WHAT THE TASK ASKS :: Transcribe the listing below word for word.

RECORD LIST ::

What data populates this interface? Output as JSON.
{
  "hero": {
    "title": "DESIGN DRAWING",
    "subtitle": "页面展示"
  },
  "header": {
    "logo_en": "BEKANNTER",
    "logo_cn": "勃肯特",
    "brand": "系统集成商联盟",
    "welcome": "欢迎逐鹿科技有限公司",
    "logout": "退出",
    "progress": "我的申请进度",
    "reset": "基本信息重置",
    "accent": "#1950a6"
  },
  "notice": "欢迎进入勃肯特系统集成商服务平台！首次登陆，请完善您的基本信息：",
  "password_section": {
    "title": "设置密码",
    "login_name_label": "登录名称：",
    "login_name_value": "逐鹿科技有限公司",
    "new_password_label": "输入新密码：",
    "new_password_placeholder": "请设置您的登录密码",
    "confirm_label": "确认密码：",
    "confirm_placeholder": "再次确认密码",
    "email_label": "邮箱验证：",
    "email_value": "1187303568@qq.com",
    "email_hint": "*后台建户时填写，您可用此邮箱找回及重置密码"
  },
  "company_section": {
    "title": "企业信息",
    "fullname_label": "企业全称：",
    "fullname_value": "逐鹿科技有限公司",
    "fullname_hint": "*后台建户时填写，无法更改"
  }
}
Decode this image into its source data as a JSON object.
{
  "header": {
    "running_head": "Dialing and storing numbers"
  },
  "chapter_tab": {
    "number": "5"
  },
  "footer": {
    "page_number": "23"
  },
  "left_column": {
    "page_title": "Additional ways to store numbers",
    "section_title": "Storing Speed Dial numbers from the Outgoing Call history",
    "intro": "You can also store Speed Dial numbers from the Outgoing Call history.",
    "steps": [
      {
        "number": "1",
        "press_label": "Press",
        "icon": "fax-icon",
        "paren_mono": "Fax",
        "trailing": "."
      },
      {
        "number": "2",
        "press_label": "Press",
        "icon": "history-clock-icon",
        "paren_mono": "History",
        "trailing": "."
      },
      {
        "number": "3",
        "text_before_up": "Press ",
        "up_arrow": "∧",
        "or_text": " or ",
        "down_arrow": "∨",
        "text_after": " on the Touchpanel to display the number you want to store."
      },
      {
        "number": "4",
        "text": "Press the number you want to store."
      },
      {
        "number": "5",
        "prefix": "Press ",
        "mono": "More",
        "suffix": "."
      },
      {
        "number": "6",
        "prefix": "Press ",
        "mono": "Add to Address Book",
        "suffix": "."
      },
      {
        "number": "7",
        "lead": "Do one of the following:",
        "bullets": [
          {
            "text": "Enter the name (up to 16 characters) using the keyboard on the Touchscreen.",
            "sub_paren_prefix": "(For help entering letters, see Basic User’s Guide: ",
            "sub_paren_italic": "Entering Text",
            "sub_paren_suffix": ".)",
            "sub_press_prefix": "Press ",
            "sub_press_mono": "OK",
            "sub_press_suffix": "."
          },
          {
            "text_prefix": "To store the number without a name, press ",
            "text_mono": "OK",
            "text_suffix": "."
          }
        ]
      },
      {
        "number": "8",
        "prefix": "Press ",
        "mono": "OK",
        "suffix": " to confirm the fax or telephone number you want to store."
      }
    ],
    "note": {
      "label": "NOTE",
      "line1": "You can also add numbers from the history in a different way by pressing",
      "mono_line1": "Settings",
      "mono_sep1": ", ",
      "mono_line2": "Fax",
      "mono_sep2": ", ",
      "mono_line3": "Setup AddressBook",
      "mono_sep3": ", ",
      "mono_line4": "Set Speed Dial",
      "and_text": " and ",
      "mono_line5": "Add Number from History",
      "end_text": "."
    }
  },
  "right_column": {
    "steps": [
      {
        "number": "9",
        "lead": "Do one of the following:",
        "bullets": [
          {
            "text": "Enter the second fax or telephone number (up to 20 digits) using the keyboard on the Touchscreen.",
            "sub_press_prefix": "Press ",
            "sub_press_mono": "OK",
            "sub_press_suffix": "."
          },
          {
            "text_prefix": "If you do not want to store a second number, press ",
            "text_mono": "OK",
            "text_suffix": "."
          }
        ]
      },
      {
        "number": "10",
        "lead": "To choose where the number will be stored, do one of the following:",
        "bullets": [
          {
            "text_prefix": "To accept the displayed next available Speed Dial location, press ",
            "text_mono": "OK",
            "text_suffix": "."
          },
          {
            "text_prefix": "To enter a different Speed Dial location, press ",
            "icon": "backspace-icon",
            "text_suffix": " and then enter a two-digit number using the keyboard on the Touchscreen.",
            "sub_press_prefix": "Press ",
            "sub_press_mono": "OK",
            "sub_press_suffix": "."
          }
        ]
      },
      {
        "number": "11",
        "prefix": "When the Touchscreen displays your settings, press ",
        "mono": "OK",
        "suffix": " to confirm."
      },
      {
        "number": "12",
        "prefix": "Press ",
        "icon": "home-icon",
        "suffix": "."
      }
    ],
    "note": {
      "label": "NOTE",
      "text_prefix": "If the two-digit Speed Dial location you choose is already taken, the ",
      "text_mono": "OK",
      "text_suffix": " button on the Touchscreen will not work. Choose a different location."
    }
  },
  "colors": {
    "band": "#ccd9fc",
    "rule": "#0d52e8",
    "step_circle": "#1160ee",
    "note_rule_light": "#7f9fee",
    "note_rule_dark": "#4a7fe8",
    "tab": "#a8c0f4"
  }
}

CORRECT RESPONSE ::
What data populates this interface? Output as JSON.
{
  "hero": {
    "title": "DESIGN DRAWING",
    "subtitle": "页面展示"
  },
  "header": {
    "logo_en": "BEKANNTER",
    "logo_cn": "勃肯特",
    "brand": "系统集成商联盟",
    "welcome": "欢迎逐鹿科技有限公司",
    "logout": "退出",
    "progress": "我的申请进度",
    "reset": "基本信息重置",
    "accent": "#1950a6"
  },
  "notice": "欢迎进入勃肯特系统集成商服务平台！首次登陆，请完善您的基本信息：",
  "password_section": {
    "title": "设置密码",
    "login_name_label": "登录名称：",
    "login_name_value": "逐鹿科技有限公司",
    "new_password_label": "输入新密码：",
    "new_password_placeholder": "请设置您的登录密码",
    "confirm_label": "确认密码：",
    "confirm_placeholder": "再次确认密码",
    "email_label": "邮箱验证：",
    "email_value": "1187303568@qq.com",
    "email_hint": "*后台建户时填写，您可用此邮箱找回及重置密码"
  },
  "company_section": {
    "title": "企业信息",
    "fullname_label": "企业全称：",
    "fullname_value": "逐鹿科技有限公司",
    "fullname_hint": "*后台建户时填写，无法更改"
  }
}
Decode this image into its source data as a JSON object.
{
  "header": {
    "running_head": "Dialing and storing numbers"
  },
  "chapter_tab": {
    "number": "5"
  },
  "footer": {
    "page_number": "23"
  },
  "left_column": {
    "page_title": "Additional ways to store numbers",
    "section_title": "Storing Speed Dial numbers from the Outgoing Call history",
    "intro": "You can also store Speed Dial numbers from the Outgoing Call history.",
    "steps": [
      {
        "number": "1",
        "press_label": "Press",
        "icon": "fax-icon",
        "paren_mono": "Fax",
        "trailing": "."
      },
      {
        "number": "2",
        "press_label": "Press",
        "icon": "history-clock-icon",
        "paren_mono": "History",
        "trailing": "."
      },
      {
        "number": "3",
        "text_before_up": "Press ",
        "up_arrow": "∧",
        "or_text": " or ",
        "down_arrow": "∨",
        "text_after": " on the Touchpanel to display the number you want to store."
      },
      {
        "number": "4",
        "text": "Press the number you want to store."
      },
      {
        "number": "5",
        "prefix": "Press ",
        "mono": "More",
        "suffix": "."
      },
      {
        "number": "6",
        "prefix": "Press ",
        "mono": "Add to Address Book",
        "suffix": "."
      },
      {
        "number": "7",
        "lead": "Do one of the following:",
        "bullets": [
          {
            "text": "Enter the name (up to 16 characters) using the keyboard on the Touchscreen.",
            "sub_paren_prefix": "(For help entering letters, see Basic User’s Guide: ",
            "sub_paren_italic": "Entering Text",
            "sub_paren_suffix": ".)",
            "sub_press_prefix": "Press ",
            "sub_press_mono": "OK",
            "sub_press_suffix": "."
          },
          {
            "text_prefix": "To store the number without a name, press ",
            "text_mono": "OK",
            "text_suffix": "."
          }
        ]
      },
      {
        "number": "8",
        "prefix": "Press ",
        "mono": "OK",
        "suffix": " to confirm the fax or telephone number you want to store."
      }
    ],
    "note": {
      "label": "NOTE",
      "line1": "You can also add numbers from the history in a different way by pressing",
      "mono_line1": "Settings",
      "mono_sep1": ", ",
      "mono_line2": "Fax",
      "mono_sep2": ", ",
      "mono_line3": "Setup AddressBook",
      "mono_sep3": ", ",
      "mono_line4": "Set Speed Dial",
      "and_text": " and ",
      "mono_line5": "Add Number from History",
      "end_text": "."
    }
  },
  "right_column": {
    "steps": [
      {
        "number": "9",
        "lead": "Do one of the following:",
        "bullets": [
          {
            "text": "Enter the second fax or telephone number (up to 20 digits) using the keyboard on the Touchscreen.",
            "sub_press_prefix": "Press ",
            "sub_press_mono": "OK",
            "sub_press_suffix": "."
          },
          {
            "text_prefix": "If you do not want to store a second number, press ",
            "text_mono": "OK",
            "text_suffix": "."
          }
        ]
      },
      {
        "number": "10",
        "lead": "To choose where the number will be stored, do one of the following:",
        "bullets": [
          {
            "text_prefix": "To accept the displayed next available Speed Dial location, press ",
            "text_mono": "OK",
            "text_suffix": "."
          },
          {
            "text_prefix": "To enter a different Speed Dial location, press ",
            "icon": "backspace-icon",
            "text_suffix": " and then enter a two-digit number using the keyboard on the Touchscreen.",
            "sub_press_prefix": "Press ",
            "sub_press_mono": "OK",
            "sub_press_suffix": "."
          }
        ]
      },
      {
        "number": "11",
        "prefix": "When the Touchscreen displays your settings, press ",
        "mono": "OK",
        "suffix": " to confirm."
      },
      {
        "number": "12",
        "prefix": "Press ",
        "icon": "home-icon",
        "suffix": "."
      }
    ],
    "note": {
      "label": "NOTE",
      "text_prefix": "If the two-digit Speed Dial location you choose is already taken, the ",
      "text_mono": "OK",
      "text_suffix": " button on the Touchscreen will not work. Choose a different location."
    }
  },
  "colors": {
    "band": "#ccd9fc",
    "rule": "#0d52e8",
    "step_circle": "#1160ee",
    "note_rule_light": "#7f9fee",
    "note_rule_dark": "#4a7fe8",
    "tab": "#a8c0f4"
  }
}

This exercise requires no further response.